Print the listing as it stands, omitting all images.

-- START --

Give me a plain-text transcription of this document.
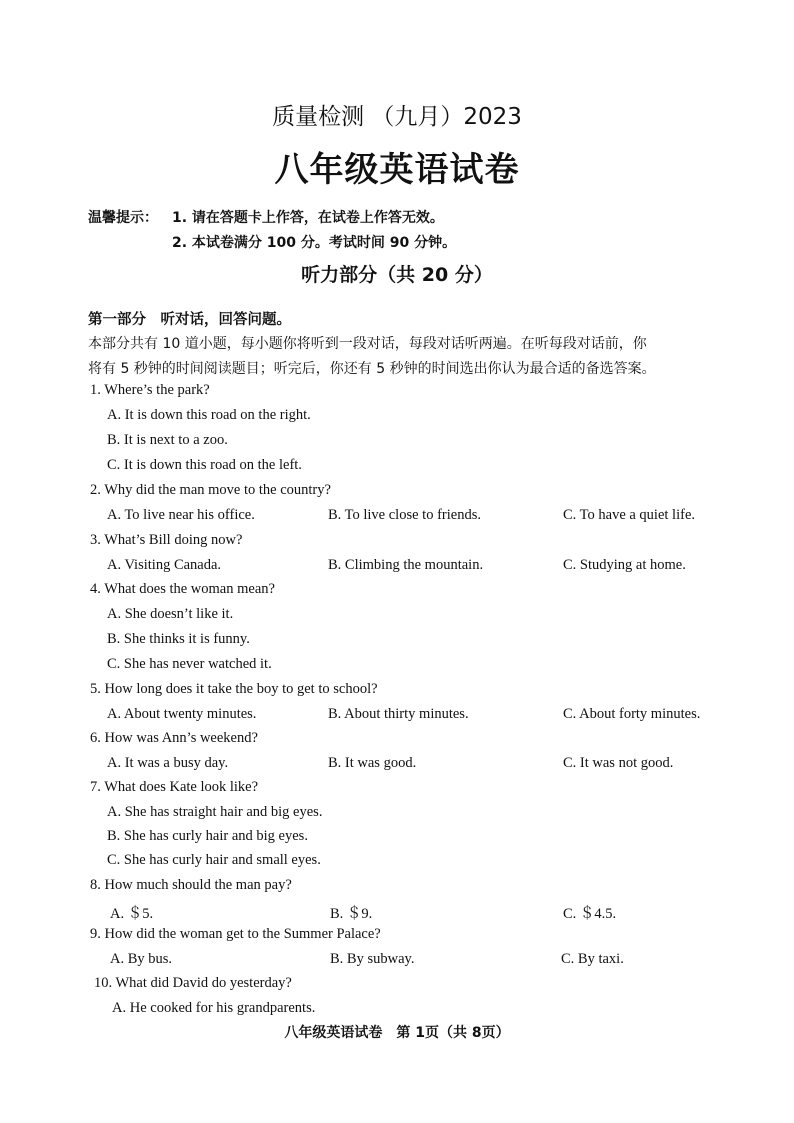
质量检测 （九月）2023
八年级英语试卷
温馨提示： 1. 请在答题卡上作答，在试卷上作答无效。
2. 本试卷满分 100 分。考试时间 90 分钟。
听力部分（共 20 分）
第一部分　听对话，回答问题。
本部分共有 10 道小题，每小题你将听到一段对话，每段对话听两遍。在听每段对话前，你
将有 5 秒钟的时间阅读题目；听完后，你还有 5 秒钟的时间选出你认为最合适的备选答案。
1. Where’s the park?
A. It is down this road on the right.
B. It is next to a zoo.
C. It is down this road on the left.
2. Why did the man move to the country?
A. To live near his office.	B. To live close to friends.	C. To have a quiet life.
3. What’s Bill doing now?
A. Visiting Canada.	B. Climbing the mountain.	C. Studying at home.
4. What does the woman mean?
A. She doesn’t like it.
B. She thinks it is funny.
C. She has never watched it.
5. How long does it take the boy to get to school?
A. About twenty minutes.	B. About thirty minutes.	C. About forty minutes.
6. How was Ann’s weekend?
A. It was a busy day.	B. It was good.	C. It was not good.
7. What does Kate look like?
A. She has straight hair and big eyes.
B. She has curly hair and big eyes.
C. She has curly hair and small eyes.
8. How much should the man pay?
A. ＄5.	B. ＄9.	C. ＄4.5.
9. How did the woman get to the Summer Palace?
A. By bus.	B. By subway.	C. By taxi.
10. What did David do yesterday?
A. He cooked for his grandparents.
八年级英语试卷　第 1页（共 8页）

-- END --

## Solution to the problem:
Give me a plain-text transcription of this document.
质量检测 （九月）2023
八年级英语试卷
温馨提示： 1. 请在答题卡上作答，在试卷上作答无效。
2. 本试卷满分 100 分。考试时间 90 分钟。
听力部分（共 20 分）
第一部分　听对话，回答问题。
本部分共有 10 道小题，每小题你将听到一段对话，每段对话听两遍。在听每段对话前，你
将有 5 秒钟的时间阅读题目；听完后，你还有 5 秒钟的时间选出你认为最合适的备选答案。
1. Where’s the park?
A. It is down this road on the right.
B. It is next to a zoo.
C. It is down this road on the left.
2. Why did the man move to the country?
A. To live near his office.	B. To live close to friends.	C. To have a quiet life.
3. What’s Bill doing now?
A. Visiting Canada.	B. Climbing the mountain.	C. Studying at home.
4. What does the woman mean?
A. She doesn’t like it.
B. She thinks it is funny.
C. She has never watched it.
5. How long does it take the boy to get to school?
A. About twenty minutes.	B. About thirty minutes.	C. About forty minutes.
6. How was Ann’s weekend?
A. It was a busy day.	B. It was good.	C. It was not good.
7. What does Kate look like?
A. She has straight hair and big eyes.
B. She has curly hair and big eyes.
C. She has curly hair and small eyes.
8. How much should the man pay?
A. ＄5.	B. ＄9.	C. ＄4.5.
9. How did the woman get to the Summer Palace?
A. By bus.	B. By subway.	C. By taxi.
10. What did David do yesterday?
A. He cooked for his grandparents.
八年级英语试卷　第 1页（共 8页）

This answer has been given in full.